--- Entries provided ---

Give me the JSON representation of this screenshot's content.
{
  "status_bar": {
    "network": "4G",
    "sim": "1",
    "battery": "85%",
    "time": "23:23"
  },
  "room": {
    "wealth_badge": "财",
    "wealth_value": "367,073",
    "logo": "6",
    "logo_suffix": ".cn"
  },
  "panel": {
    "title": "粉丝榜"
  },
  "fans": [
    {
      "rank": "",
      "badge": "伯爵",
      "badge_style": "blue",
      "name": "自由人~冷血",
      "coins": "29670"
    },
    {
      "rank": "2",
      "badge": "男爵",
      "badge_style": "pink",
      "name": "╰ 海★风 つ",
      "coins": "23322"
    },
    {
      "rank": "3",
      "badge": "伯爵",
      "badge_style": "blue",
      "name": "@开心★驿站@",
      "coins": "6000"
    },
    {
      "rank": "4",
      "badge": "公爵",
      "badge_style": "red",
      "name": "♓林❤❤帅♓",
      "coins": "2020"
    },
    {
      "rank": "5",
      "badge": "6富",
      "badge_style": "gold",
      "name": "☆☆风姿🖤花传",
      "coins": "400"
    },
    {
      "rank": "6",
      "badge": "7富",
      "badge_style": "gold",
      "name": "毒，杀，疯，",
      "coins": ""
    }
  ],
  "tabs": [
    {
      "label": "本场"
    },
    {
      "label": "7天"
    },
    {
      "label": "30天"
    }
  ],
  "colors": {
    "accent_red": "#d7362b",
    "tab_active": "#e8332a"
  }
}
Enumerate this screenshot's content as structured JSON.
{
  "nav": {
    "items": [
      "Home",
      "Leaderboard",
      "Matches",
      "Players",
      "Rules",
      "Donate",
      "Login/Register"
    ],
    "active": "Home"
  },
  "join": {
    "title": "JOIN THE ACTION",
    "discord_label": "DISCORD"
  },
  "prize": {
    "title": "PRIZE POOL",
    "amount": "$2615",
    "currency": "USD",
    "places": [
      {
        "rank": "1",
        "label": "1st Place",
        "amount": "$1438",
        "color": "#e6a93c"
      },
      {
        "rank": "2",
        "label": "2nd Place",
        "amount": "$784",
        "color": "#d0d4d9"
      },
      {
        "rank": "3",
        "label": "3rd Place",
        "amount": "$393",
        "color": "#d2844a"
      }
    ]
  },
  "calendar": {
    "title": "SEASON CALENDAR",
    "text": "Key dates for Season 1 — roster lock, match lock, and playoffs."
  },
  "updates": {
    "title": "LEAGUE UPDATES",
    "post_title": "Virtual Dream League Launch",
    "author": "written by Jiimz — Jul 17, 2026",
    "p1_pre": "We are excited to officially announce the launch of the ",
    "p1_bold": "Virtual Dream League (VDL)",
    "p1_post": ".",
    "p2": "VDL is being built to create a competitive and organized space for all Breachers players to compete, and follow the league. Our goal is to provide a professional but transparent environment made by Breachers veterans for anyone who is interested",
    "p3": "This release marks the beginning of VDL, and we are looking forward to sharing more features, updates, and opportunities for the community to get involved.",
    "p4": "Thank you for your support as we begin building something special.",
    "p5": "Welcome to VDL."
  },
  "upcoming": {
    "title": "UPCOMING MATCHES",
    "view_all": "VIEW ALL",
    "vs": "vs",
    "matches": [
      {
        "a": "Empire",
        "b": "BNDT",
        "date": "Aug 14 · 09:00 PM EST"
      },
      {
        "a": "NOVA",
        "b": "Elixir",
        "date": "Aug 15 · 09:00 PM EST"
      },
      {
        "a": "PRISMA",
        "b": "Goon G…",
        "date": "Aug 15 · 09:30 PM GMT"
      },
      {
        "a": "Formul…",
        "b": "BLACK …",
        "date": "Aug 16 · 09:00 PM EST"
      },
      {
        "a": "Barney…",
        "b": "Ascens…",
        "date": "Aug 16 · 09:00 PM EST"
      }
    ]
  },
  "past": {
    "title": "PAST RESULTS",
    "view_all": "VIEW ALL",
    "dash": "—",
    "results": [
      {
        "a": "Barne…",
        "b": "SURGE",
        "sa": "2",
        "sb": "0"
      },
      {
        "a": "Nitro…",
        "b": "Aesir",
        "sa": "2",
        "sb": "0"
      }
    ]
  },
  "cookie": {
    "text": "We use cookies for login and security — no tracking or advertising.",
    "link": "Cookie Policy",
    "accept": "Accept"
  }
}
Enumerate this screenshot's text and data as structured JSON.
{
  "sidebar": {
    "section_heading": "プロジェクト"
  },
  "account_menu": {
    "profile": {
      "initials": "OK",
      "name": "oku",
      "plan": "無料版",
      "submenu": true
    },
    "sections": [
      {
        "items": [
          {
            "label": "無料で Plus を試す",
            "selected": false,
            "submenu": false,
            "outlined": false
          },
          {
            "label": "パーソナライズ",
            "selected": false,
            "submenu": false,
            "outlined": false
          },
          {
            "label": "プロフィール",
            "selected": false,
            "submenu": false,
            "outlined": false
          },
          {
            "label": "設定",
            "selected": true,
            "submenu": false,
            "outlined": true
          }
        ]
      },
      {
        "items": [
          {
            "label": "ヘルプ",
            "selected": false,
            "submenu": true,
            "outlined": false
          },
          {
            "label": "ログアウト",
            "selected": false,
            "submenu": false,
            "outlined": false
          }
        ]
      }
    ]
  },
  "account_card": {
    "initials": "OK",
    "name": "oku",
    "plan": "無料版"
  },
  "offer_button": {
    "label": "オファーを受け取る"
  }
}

---

Stated task> Give back all the records exactly as they stand.

Answer for this exercise>
Give me the JSON representation of this screenshot's content.
{
  "status_bar": {
    "network": "4G",
    "sim": "1",
    "battery": "85%",
    "time": "23:23"
  },
  "room": {
    "wealth_badge": "财",
    "wealth_value": "367,073",
    "logo": "6",
    "logo_suffix": ".cn"
  },
  "panel": {
    "title": "粉丝榜"
  },
  "fans": [
    {
      "rank": "",
      "badge": "伯爵",
      "badge_style": "blue",
      "name": "自由人~冷血",
      "coins": "29670"
    },
    {
      "rank": "2",
      "badge": "男爵",
      "badge_style": "pink",
      "name": "╰ 海★风 つ",
      "coins": "23322"
    },
    {
      "rank": "3",
      "badge": "伯爵",
      "badge_style": "blue",
      "name": "@开心★驿站@",
      "coins": "6000"
    },
    {
      "rank": "4",
      "badge": "公爵",
      "badge_style": "red",
      "name": "♓林❤❤帅♓",
      "coins": "2020"
    },
    {
      "rank": "5",
      "badge": "6富",
      "badge_style": "gold",
      "name": "☆☆风姿🖤花传",
      "coins": "400"
    },
    {
      "rank": "6",
      "badge": "7富",
      "badge_style": "gold",
      "name": "毒，杀，疯，",
      "coins": ""
    }
  ],
  "tabs": [
    {
      "label": "本场"
    },
    {
      "label": "7天"
    },
    {
      "label": "30天"
    }
  ],
  "colors": {
    "accent_red": "#d7362b",
    "tab_active": "#e8332a"
  }
}
Enumerate this screenshot's content as structured JSON.
{
  "nav": {
    "items": [
      "Home",
      "Leaderboard",
      "Matches",
      "Players",
      "Rules",
      "Donate",
      "Login/Register"
    ],
    "active": "Home"
  },
  "join": {
    "title": "JOIN THE ACTION",
    "discord_label": "DISCORD"
  },
  "prize": {
    "title": "PRIZE POOL",
    "amount": "$2615",
    "currency": "USD",
    "places": [
      {
        "rank": "1",
        "label": "1st Place",
        "amount": "$1438",
        "color": "#e6a93c"
      },
      {
        "rank": "2",
        "label": "2nd Place",
        "amount": "$784",
        "color": "#d0d4d9"
      },
      {
        "rank": "3",
        "label": "3rd Place",
        "amount": "$393",
        "color": "#d2844a"
      }
    ]
  },
  "calendar": {
    "title": "SEASON CALENDAR",
    "text": "Key dates for Season 1 — roster lock, match lock, and playoffs."
  },
  "updates": {
    "title": "LEAGUE UPDATES",
    "post_title": "Virtual Dream League Launch",
    "author": "written by Jiimz — Jul 17, 2026",
    "p1_pre": "We are excited to officially announce the launch of the ",
    "p1_bold": "Virtual Dream League (VDL)",
    "p1_post": ".",
    "p2": "VDL is being built to create a competitive and organized space for all Breachers players to compete, and follow the league. Our goal is to provide a professional but transparent environment made by Breachers veterans for anyone who is interested",
    "p3": "This release marks the beginning of VDL, and we are looking forward to sharing more features, updates, and opportunities for the community to get involved.",
    "p4": "Thank you for your support as we begin building something special.",
    "p5": "Welcome to VDL."
  },
  "upcoming": {
    "title": "UPCOMING MATCHES",
    "view_all": "VIEW ALL",
    "vs": "vs",
    "matches": [
      {
        "a": "Empire",
        "b": "BNDT",
        "date": "Aug 14 · 09:00 PM EST"
      },
      {
        "a": "NOVA",
        "b": "Elixir",
        "date": "Aug 15 · 09:00 PM EST"
      },
      {
        "a": "PRISMA",
        "b": "Goon G…",
        "date": "Aug 15 · 09:30 PM GMT"
      },
      {
        "a": "Formul…",
        "b": "BLACK …",
        "date": "Aug 16 · 09:00 PM EST"
      },
      {
        "a": "Barney…",
        "b": "Ascens…",
        "date": "Aug 16 · 09:00 PM EST"
      }
    ]
  },
  "past": {
    "title": "PAST RESULTS",
    "view_all": "VIEW ALL",
    "dash": "—",
    "results": [
      {
        "a": "Barne…",
        "b": "SURGE",
        "sa": "2",
        "sb": "0"
      },
      {
        "a": "Nitro…",
        "b": "Aesir",
        "sa": "2",
        "sb": "0"
      }
    ]
  },
  "cookie": {
    "text": "We use cookies for login and security — no tracking or advertising.",
    "link": "Cookie Policy",
    "accept": "Accept"
  }
}
Enumerate this screenshot's text and data as structured JSON.
{
  "sidebar": {
    "section_heading": "プロジェクト"
  },
  "account_menu": {
    "profile": {
      "initials": "OK",
      "name": "oku",
      "plan": "無料版",
      "submenu": true
    },
    "sections": [
      {
        "items": [
          {
            "label": "無料で Plus を試す",
            "selected": false,
            "submenu": false,
            "outlined": false
          },
          {
            "label": "パーソナライズ",
            "selected": false,
            "submenu": false,
            "outlined": false
          },
          {
            "label": "プロフィール",
            "selected": false,
            "submenu": false,
            "outlined": false
          },
          {
            "label": "設定",
            "selected": true,
            "submenu": false,
            "outlined": true
          }
        ]
      },
      {
        "items": [
          {
            "label": "ヘルプ",
            "selected": false,
            "submenu": true,
            "outlined": false
          },
          {
            "label": "ログアウト",
            "selected": false,
            "submenu": false,
            "outlined": false
          }
        ]
      }
    ]
  },
  "account_card": {
    "initials": "OK",
    "name": "oku",
    "plan": "無料版"
  },
  "offer_button": {
    "label": "オファーを受け取る"
  }
}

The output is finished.